Output the material exactly, but drop every image it holds.

Entries with figure data
• • • • •
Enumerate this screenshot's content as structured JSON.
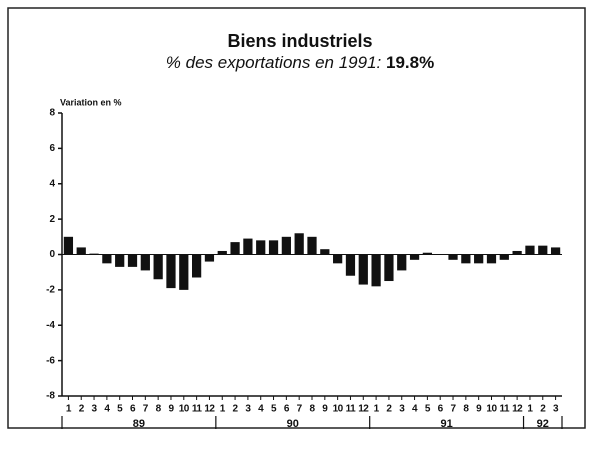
{
  "chart_data": {
    "type": "bar",
    "title": "Biens industriels",
    "subtitle": "% des exportations en 1991:",
    "subtitle_value": "19.8%",
    "y_label": "Variation en %",
    "categories": [
      "1",
      "2",
      "3",
      "4",
      "5",
      "6",
      "7",
      "8",
      "9",
      "10",
      "11",
      "12",
      "1",
      "2",
      "3",
      "4",
      "5",
      "6",
      "7",
      "8",
      "9",
      "10",
      "11",
      "12",
      "1",
      "2",
      "3",
      "4",
      "5",
      "6",
      "7",
      "8",
      "9",
      "10",
      "11",
      "12",
      "1",
      "2",
      "3"
    ],
    "groups": [
      {
        "label": "89",
        "months": 12
      },
      {
        "label": "90",
        "months": 12
      },
      {
        "label": "91",
        "months": 12
      },
      {
        "label": "92",
        "months": 3
      }
    ],
    "values": [
      1.0,
      0.4,
      0.05,
      -0.5,
      -0.7,
      -0.7,
      -0.9,
      -1.4,
      -1.9,
      -2.0,
      -1.3,
      -0.4,
      0.2,
      0.7,
      0.9,
      0.8,
      0.8,
      1.0,
      1.2,
      1.0,
      0.3,
      -0.5,
      -1.2,
      -1.7,
      -1.8,
      -1.5,
      -0.9,
      -0.3,
      0.1,
      0.0,
      -0.3,
      -0.5,
      -0.5,
      -0.5,
      -0.3,
      0.2,
      0.5,
      0.5,
      0.4
    ],
    "color": "#111111",
    "ylim": [
      -8,
      8
    ],
    "yticks": [
      -8,
      -6,
      -4,
      -2,
      0,
      2,
      4,
      6,
      8
    ],
    "grid": false
  }
}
• • • • •
▸ **EXERCISE RESULT**:
Enumerate this screenshot's content as structured JSON.
{
  "chart_data": {
    "type": "bar",
    "title": "Biens industriels",
    "subtitle": "% des exportations en 1991:",
    "subtitle_value": "19.8%",
    "y_label": "Variation en %",
    "categories": [
      "1",
      "2",
      "3",
      "4",
      "5",
      "6",
      "7",
      "8",
      "9",
      "10",
      "11",
      "12",
      "1",
      "2",
      "3",
      "4",
      "5",
      "6",
      "7",
      "8",
      "9",
      "10",
      "11",
      "12",
      "1",
      "2",
      "3",
      "4",
      "5",
      "6",
      "7",
      "8",
      "9",
      "10",
      "11",
      "12",
      "1",
      "2",
      "3"
    ],
    "groups": [
      {
        "label": "89",
        "months": 12
      },
      {
        "label": "90",
        "months": 12
      },
      {
        "label": "91",
        "months": 12
      },
      {
        "label": "92",
        "months": 3
      }
    ],
    "values": [
      1.0,
      0.4,
      0.05,
      -0.5,
      -0.7,
      -0.7,
      -0.9,
      -1.4,
      -1.9,
      -2.0,
      -1.3,
      -0.4,
      0.2,
      0.7,
      0.9,
      0.8,
      0.8,
      1.0,
      1.2,
      1.0,
      0.3,
      -0.5,
      -1.2,
      -1.7,
      -1.8,
      -1.5,
      -0.9,
      -0.3,
      0.1,
      0.0,
      -0.3,
      -0.5,
      -0.5,
      -0.5,
      -0.3,
      0.2,
      0.5,
      0.5,
      0.4
    ],
    "color": "#111111",
    "ylim": [
      -8,
      8
    ],
    "yticks": [
      -8,
      -6,
      -4,
      -2,
      0,
      2,
      4,
      6,
      8
    ],
    "grid": false
  }
}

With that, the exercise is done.